START Provided records

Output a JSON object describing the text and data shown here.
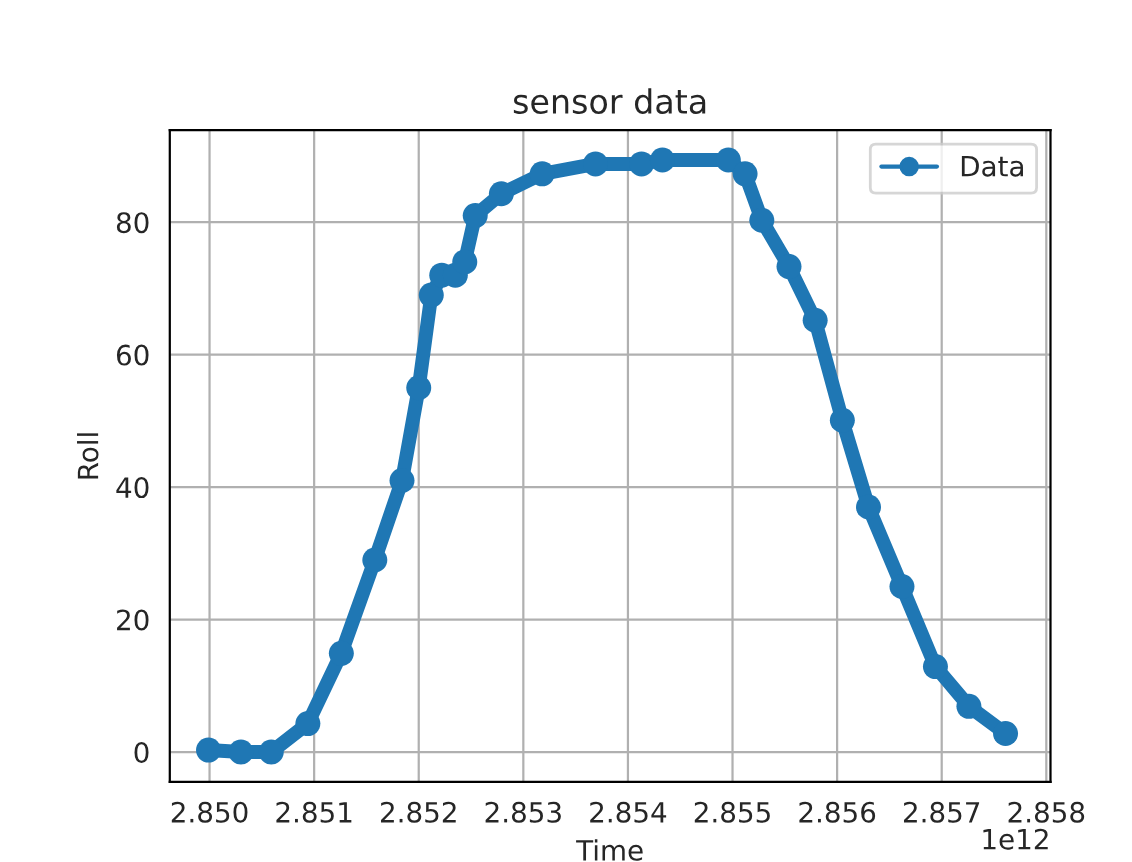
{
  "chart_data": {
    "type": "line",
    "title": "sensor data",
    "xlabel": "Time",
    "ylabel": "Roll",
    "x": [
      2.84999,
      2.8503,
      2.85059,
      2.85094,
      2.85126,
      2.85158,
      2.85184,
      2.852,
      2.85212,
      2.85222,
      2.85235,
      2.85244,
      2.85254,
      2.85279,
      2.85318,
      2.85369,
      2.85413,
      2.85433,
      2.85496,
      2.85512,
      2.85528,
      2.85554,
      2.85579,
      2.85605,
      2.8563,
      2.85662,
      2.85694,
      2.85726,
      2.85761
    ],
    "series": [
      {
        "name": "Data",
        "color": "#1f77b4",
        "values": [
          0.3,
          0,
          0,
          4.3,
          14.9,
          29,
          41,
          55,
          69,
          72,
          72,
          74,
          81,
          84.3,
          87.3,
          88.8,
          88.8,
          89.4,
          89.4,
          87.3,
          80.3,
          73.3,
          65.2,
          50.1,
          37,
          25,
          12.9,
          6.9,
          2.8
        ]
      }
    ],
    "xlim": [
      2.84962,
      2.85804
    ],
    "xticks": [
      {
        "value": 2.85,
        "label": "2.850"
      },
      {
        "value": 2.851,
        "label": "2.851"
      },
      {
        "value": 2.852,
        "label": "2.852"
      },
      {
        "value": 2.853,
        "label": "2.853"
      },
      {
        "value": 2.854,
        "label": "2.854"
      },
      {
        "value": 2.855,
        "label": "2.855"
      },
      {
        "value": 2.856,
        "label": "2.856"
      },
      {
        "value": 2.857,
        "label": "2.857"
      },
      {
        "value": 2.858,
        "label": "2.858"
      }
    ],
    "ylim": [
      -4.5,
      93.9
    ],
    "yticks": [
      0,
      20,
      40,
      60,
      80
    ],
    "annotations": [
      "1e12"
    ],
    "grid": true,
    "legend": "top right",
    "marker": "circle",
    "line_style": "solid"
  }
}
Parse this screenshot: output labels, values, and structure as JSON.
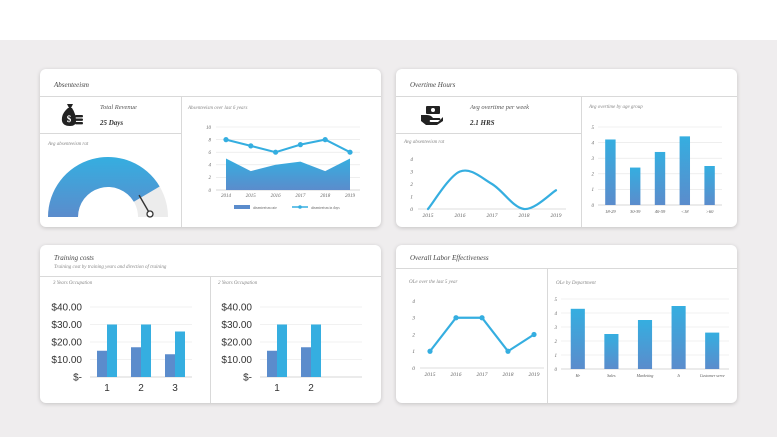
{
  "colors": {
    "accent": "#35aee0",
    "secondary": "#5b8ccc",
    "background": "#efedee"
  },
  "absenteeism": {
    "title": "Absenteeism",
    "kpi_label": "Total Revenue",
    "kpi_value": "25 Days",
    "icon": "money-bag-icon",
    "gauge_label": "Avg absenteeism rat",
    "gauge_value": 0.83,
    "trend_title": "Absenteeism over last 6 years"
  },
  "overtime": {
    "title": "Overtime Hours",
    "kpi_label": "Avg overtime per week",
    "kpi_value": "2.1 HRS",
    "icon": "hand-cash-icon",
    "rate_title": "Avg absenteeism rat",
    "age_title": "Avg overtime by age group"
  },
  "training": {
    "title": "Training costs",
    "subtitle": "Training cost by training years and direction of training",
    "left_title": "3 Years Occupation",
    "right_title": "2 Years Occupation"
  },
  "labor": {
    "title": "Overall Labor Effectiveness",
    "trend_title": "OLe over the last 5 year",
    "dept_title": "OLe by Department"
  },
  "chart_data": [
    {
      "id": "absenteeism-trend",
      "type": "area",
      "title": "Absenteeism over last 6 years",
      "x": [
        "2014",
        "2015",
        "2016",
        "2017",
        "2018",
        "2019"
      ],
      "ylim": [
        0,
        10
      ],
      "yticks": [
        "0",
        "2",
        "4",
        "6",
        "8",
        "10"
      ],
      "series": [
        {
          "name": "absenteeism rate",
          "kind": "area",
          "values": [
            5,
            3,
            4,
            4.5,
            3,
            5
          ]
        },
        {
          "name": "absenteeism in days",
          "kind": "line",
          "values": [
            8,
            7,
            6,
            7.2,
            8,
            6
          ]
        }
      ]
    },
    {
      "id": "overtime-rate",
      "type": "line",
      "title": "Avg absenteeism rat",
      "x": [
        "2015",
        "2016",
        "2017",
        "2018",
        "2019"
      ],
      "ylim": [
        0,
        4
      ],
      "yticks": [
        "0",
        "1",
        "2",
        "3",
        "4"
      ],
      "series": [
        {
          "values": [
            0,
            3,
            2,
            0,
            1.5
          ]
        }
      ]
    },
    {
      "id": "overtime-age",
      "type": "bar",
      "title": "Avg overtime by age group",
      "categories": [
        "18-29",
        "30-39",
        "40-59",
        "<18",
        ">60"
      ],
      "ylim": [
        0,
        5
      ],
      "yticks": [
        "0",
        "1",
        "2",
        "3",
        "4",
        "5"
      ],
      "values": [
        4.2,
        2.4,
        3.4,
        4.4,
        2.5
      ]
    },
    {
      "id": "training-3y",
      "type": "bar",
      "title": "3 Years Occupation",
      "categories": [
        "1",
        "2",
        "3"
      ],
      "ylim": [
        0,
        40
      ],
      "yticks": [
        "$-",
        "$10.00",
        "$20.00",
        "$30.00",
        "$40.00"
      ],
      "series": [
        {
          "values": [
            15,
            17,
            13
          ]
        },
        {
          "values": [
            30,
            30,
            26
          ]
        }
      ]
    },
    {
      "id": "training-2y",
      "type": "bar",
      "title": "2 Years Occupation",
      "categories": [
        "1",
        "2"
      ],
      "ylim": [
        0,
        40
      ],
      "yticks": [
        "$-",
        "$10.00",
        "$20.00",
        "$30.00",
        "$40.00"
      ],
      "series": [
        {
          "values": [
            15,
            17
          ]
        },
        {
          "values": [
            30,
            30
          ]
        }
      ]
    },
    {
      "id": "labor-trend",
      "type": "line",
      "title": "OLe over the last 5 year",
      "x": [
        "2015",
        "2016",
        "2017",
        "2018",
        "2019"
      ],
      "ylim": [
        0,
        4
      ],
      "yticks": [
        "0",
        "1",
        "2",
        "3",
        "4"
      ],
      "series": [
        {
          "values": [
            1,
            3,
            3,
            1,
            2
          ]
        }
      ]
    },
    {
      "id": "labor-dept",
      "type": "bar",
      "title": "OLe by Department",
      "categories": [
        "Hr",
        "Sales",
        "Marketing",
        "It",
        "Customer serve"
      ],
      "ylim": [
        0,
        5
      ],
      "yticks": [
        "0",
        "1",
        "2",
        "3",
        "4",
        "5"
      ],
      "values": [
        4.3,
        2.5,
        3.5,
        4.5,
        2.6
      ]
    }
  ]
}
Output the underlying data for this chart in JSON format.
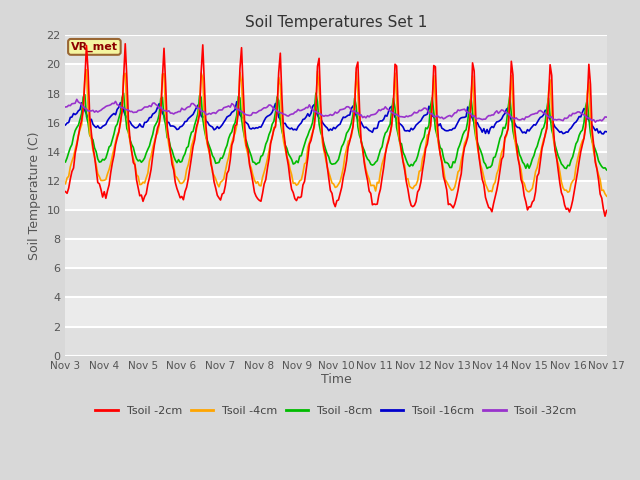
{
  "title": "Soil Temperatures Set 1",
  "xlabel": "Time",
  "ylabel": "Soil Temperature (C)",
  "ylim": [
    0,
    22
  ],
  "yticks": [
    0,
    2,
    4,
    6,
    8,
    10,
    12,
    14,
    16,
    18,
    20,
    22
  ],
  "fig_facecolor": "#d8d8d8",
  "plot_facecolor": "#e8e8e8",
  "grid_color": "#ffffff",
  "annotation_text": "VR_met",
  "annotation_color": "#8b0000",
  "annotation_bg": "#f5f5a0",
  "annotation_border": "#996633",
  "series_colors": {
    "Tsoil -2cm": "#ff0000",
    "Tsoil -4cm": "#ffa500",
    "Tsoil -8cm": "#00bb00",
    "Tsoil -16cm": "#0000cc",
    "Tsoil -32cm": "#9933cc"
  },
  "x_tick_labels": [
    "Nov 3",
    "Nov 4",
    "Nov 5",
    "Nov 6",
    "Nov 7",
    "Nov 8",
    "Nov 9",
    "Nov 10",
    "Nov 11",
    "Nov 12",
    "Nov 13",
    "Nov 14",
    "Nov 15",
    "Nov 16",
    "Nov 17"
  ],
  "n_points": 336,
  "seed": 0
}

END Provided records
START Provided records

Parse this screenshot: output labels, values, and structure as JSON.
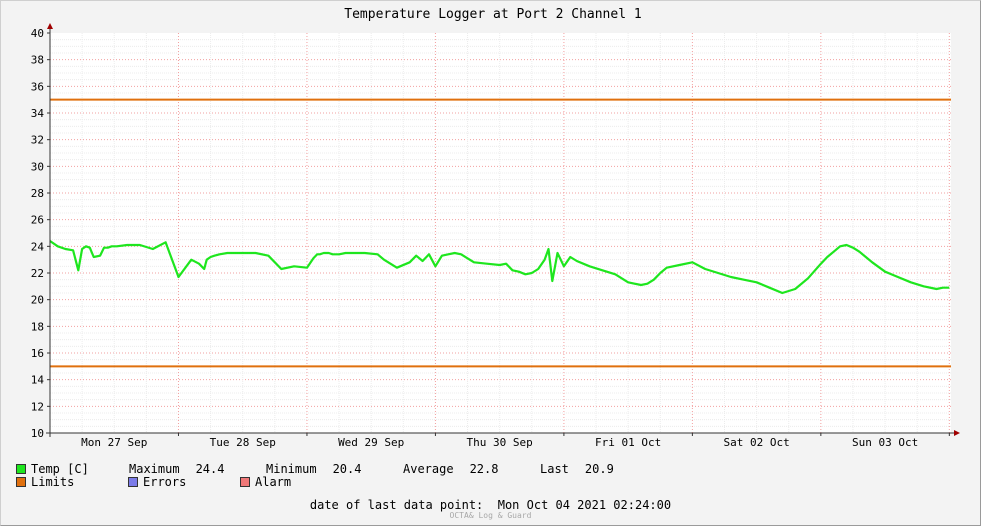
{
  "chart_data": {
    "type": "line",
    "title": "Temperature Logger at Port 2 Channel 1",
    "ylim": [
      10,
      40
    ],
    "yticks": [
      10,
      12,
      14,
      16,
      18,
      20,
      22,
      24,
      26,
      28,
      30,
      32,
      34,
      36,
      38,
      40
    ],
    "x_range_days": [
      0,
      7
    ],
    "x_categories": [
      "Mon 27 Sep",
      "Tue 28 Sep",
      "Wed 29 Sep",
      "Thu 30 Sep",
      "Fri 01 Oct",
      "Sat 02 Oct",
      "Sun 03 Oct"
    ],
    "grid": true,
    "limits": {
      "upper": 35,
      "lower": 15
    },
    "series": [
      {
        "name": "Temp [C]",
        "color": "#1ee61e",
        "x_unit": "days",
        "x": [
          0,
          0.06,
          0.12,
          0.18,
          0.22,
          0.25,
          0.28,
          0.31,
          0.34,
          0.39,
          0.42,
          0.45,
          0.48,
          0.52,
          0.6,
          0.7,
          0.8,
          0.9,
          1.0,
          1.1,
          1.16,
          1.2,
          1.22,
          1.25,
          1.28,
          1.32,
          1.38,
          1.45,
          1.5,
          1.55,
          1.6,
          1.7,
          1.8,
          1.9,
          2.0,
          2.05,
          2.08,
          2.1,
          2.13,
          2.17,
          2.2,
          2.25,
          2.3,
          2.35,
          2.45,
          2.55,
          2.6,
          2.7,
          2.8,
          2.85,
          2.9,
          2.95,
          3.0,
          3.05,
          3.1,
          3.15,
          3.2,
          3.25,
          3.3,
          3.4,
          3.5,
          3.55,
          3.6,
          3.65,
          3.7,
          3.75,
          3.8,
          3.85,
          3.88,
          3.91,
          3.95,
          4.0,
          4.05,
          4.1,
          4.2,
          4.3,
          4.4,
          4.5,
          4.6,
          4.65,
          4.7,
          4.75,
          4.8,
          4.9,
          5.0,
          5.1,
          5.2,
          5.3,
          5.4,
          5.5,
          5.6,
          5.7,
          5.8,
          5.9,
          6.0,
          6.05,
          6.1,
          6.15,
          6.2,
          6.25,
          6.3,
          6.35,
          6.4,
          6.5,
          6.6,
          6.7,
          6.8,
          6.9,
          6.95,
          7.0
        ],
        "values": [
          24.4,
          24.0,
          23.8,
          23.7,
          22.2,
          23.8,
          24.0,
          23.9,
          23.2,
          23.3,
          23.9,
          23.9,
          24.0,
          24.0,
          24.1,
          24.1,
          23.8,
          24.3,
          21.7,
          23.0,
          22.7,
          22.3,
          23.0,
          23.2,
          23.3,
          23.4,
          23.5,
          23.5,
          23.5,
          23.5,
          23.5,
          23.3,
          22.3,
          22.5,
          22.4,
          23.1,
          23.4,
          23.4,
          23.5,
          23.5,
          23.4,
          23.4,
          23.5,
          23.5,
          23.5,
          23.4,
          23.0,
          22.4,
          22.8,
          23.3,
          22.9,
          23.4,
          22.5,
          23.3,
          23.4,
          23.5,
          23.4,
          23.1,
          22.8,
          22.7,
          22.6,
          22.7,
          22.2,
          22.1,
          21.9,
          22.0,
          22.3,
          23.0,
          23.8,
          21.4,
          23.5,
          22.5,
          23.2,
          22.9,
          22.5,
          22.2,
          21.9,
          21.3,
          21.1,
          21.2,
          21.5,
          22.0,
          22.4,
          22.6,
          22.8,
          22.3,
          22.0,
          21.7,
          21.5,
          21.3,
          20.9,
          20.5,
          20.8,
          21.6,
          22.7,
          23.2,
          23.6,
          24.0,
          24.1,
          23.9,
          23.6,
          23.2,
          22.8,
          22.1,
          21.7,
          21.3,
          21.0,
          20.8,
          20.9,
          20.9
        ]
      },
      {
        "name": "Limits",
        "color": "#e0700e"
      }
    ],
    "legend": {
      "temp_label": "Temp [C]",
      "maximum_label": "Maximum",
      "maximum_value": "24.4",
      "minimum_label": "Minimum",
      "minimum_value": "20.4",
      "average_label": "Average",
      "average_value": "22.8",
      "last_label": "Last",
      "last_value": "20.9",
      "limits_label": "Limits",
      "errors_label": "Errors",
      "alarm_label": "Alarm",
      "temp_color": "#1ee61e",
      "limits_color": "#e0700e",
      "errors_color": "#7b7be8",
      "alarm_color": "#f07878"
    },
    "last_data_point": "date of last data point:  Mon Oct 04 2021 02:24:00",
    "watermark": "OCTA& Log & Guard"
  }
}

END Provided records
START Provided records

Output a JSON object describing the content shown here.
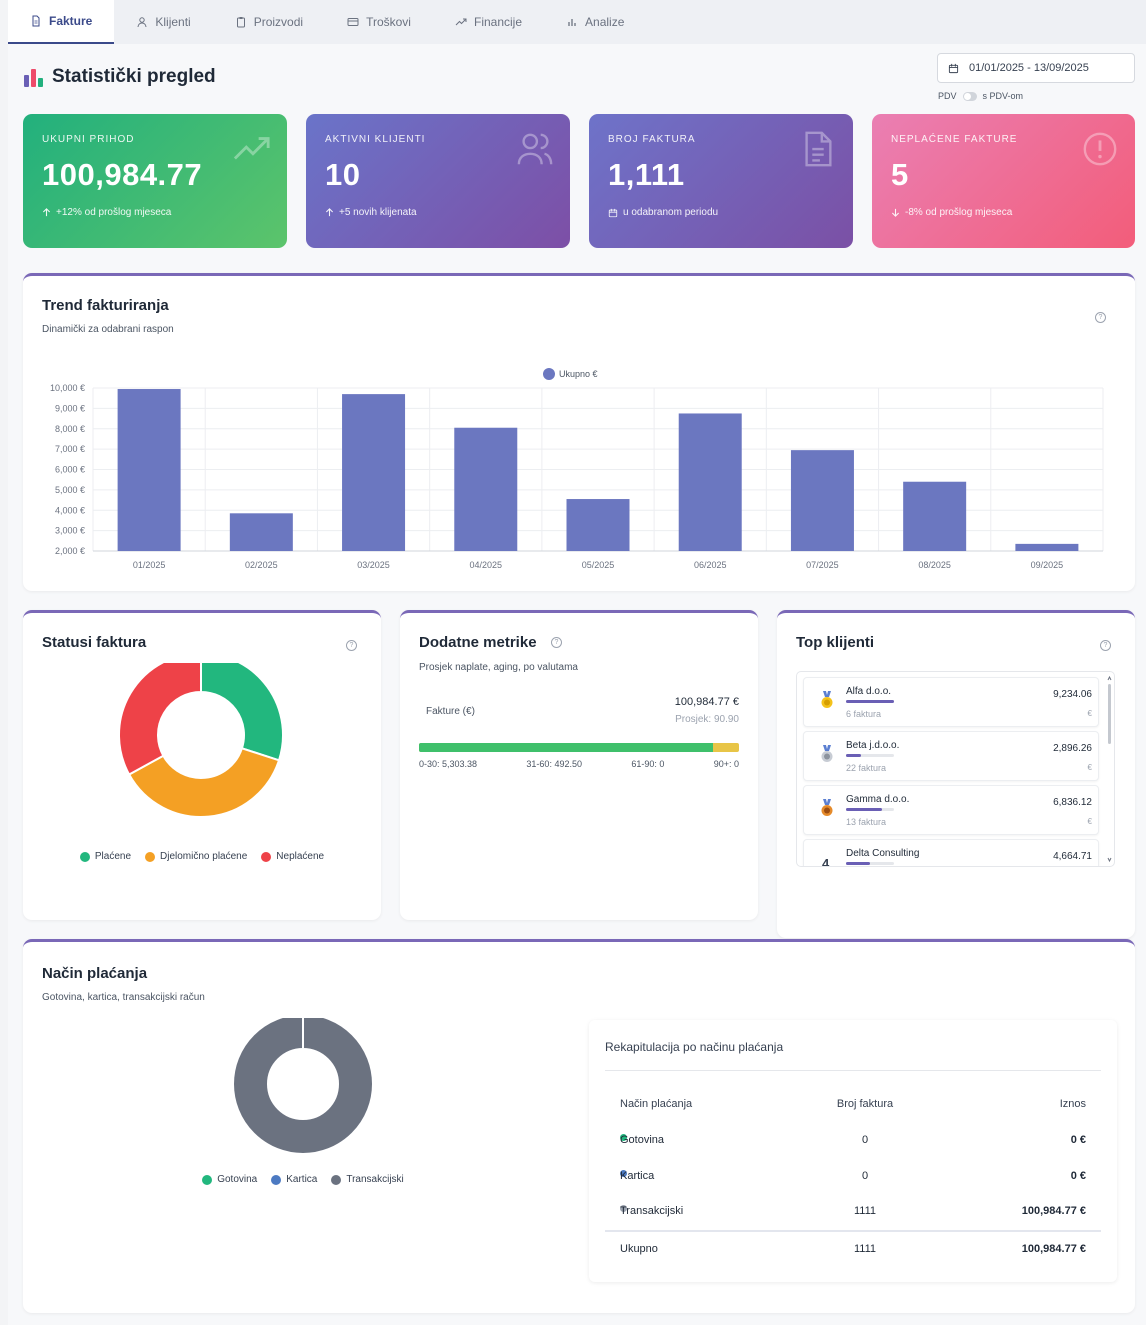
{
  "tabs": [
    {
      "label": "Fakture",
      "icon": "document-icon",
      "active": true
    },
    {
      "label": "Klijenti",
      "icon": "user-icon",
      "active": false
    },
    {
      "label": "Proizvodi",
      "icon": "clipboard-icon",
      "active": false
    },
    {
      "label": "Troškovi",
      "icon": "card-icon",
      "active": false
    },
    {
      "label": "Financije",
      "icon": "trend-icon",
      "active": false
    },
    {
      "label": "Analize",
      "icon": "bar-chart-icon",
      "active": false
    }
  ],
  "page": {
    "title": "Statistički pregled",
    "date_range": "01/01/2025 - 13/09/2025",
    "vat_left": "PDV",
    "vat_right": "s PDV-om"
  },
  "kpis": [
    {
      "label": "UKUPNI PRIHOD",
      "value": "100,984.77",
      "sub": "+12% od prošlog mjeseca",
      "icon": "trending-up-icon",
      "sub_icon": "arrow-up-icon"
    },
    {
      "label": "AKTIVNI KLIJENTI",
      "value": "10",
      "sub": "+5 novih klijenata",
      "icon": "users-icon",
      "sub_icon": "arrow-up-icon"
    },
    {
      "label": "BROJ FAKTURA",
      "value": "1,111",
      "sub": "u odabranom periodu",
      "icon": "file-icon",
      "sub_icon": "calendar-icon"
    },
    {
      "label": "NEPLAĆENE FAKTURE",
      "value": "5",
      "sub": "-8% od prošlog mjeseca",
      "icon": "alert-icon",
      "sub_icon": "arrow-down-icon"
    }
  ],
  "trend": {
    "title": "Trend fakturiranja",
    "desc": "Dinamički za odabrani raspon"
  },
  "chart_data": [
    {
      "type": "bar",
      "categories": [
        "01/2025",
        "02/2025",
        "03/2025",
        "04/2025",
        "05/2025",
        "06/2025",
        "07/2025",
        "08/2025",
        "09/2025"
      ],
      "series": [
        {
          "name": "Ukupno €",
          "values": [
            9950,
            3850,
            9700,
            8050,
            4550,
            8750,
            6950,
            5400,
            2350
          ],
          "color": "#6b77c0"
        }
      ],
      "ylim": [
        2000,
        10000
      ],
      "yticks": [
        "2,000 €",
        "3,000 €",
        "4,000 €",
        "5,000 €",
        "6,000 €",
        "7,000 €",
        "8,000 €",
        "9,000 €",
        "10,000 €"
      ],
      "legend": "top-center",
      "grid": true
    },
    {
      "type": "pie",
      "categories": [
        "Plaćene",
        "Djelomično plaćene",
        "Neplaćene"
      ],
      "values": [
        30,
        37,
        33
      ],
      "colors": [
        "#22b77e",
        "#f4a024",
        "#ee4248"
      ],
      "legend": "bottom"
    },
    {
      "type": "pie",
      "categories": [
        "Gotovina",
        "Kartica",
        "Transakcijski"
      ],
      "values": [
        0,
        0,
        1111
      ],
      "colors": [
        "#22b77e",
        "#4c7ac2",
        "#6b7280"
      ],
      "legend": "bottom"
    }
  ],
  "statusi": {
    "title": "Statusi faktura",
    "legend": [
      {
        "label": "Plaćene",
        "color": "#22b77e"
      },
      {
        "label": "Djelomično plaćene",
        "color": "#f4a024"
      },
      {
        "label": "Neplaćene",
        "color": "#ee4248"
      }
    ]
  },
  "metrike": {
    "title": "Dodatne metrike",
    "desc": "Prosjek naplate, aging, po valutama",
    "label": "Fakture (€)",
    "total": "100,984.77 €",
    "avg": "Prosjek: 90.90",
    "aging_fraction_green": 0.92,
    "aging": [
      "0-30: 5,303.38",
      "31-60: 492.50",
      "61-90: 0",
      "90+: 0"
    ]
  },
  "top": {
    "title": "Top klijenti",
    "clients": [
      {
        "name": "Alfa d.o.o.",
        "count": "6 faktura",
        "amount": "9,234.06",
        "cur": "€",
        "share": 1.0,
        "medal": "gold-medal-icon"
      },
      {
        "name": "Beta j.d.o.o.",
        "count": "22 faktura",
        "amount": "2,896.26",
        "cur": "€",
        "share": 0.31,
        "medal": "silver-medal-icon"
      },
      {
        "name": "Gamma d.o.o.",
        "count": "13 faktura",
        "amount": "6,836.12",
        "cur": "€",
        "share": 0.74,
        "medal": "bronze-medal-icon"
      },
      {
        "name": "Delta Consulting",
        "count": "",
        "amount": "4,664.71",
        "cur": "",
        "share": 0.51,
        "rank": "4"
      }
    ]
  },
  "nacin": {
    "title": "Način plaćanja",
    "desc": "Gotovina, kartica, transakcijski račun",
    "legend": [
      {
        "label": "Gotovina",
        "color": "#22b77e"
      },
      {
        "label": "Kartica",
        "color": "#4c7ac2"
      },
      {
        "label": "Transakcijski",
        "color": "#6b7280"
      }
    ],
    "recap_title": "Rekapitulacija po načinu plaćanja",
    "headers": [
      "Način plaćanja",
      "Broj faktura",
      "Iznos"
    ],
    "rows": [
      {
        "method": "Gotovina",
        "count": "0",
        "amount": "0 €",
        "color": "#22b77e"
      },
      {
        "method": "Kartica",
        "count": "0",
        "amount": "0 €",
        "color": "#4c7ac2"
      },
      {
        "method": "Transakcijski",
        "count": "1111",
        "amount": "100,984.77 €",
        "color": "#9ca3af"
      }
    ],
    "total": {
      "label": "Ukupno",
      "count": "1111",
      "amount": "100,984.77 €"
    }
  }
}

END Provided records

Short exercise >> Reply with the number of lines in the data that include the string "here" and nothing else.

Final result >> 2